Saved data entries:
····················
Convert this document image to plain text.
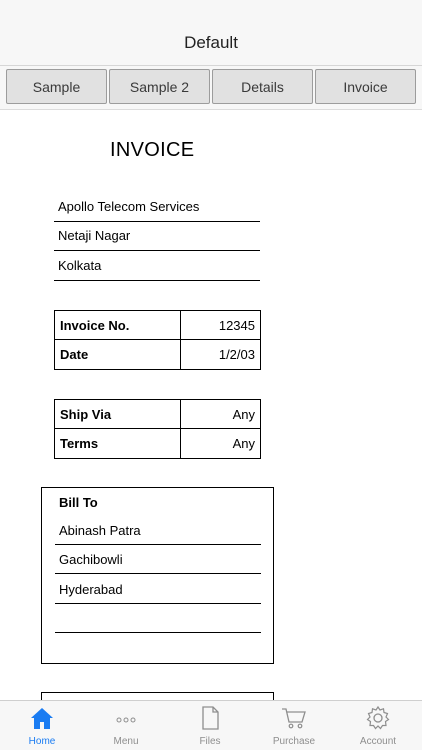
Default
Sample	Sample 2	Details	Invoice
INVOICE
Apollo Telecom Services
Netaji Nagar
Kolkata
Invoice No.	12345
Date	1/2/03
Ship Via	Any
Terms	Any
Bill To
Abinash Patra
Gachibowli
Hyderabad
Home	Menu	Files	Purchase	Account
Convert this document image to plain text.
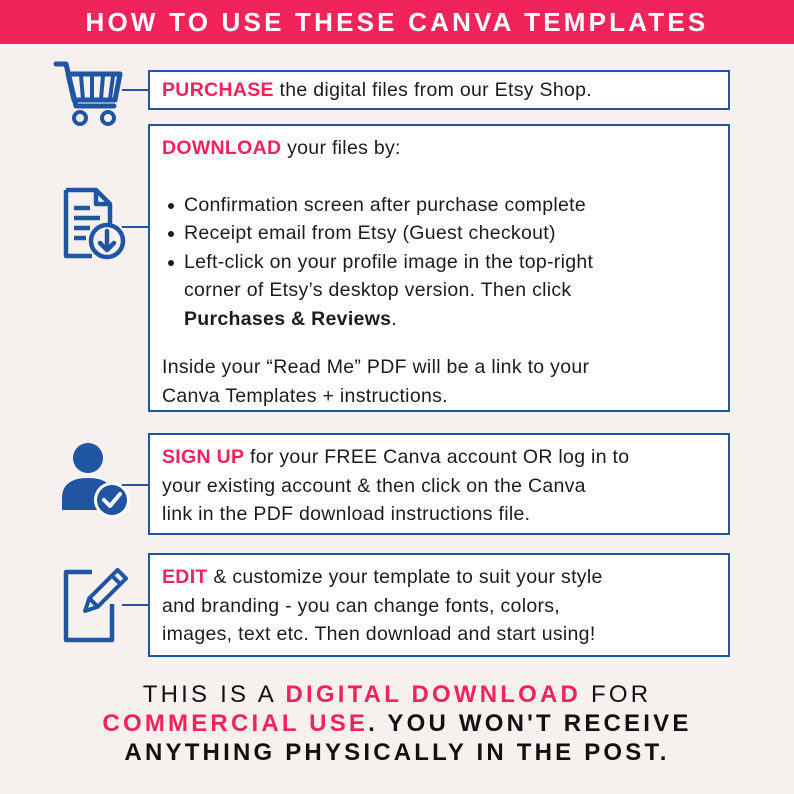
HOW TO USE THESE CANVA TEMPLATES
PURCHASE the digital files from our Etsy Shop.
DOWNLOAD your files by:
Confirmation screen after purchase complete
Receipt email from Etsy (Guest checkout)
Left-click on your profile image in the top-right
corner of Etsy’s desktop version. Then click
Purchases & Reviews.
Inside your “Read Me” PDF will be a link to your
Canva Templates + instructions.
SIGN UP for your FREE Canva account OR log in to
your existing account & then click on the Canva
link in the PDF download instructions file.
EDIT & customize your template to suit your style
and branding - you can change fonts, colors,
images, text etc. Then download and start using!
THIS IS A DIGITAL DOWNLOAD FOR
COMMERCIAL USE. YOU WON'T RECEIVE
ANYTHING PHYSICALLY IN THE POST.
····················
Reproduce every entry exactly, but omit each picture.

Convert this document image to plain text.
Default
Sample	Sample 2	Details	Invoice
INVOICE
Apollo Telecom Services
Netaji Nagar
Kolkata
Invoice No.	12345
Date	1/2/03
Ship Via	Any
Terms	Any
Bill To
Abinash Patra
Gachibowli
Hyderabad
Home	Menu	Files	Purchase	Account
Convert this document image to plain text.
HOW TO USE THESE CANVA TEMPLATES
PURCHASE the digital files from our Etsy Shop.
DOWNLOAD your files by:
Confirmation screen after purchase complete
Receipt email from Etsy (Guest checkout)
Left-click on your profile image in the top-right
corner of Etsy’s desktop version. Then click
Purchases & Reviews.
Inside your “Read Me” PDF will be a link to your
Canva Templates + instructions.
SIGN UP for your FREE Canva account OR log in to
your existing account & then click on the Canva
link in the PDF download instructions file.
EDIT & customize your template to suit your style
and branding - you can change fonts, colors,
images, text etc. Then download and start using!
THIS IS A DIGITAL DOWNLOAD FOR
COMMERCIAL USE. YOU WON'T RECEIVE
ANYTHING PHYSICALLY IN THE POST.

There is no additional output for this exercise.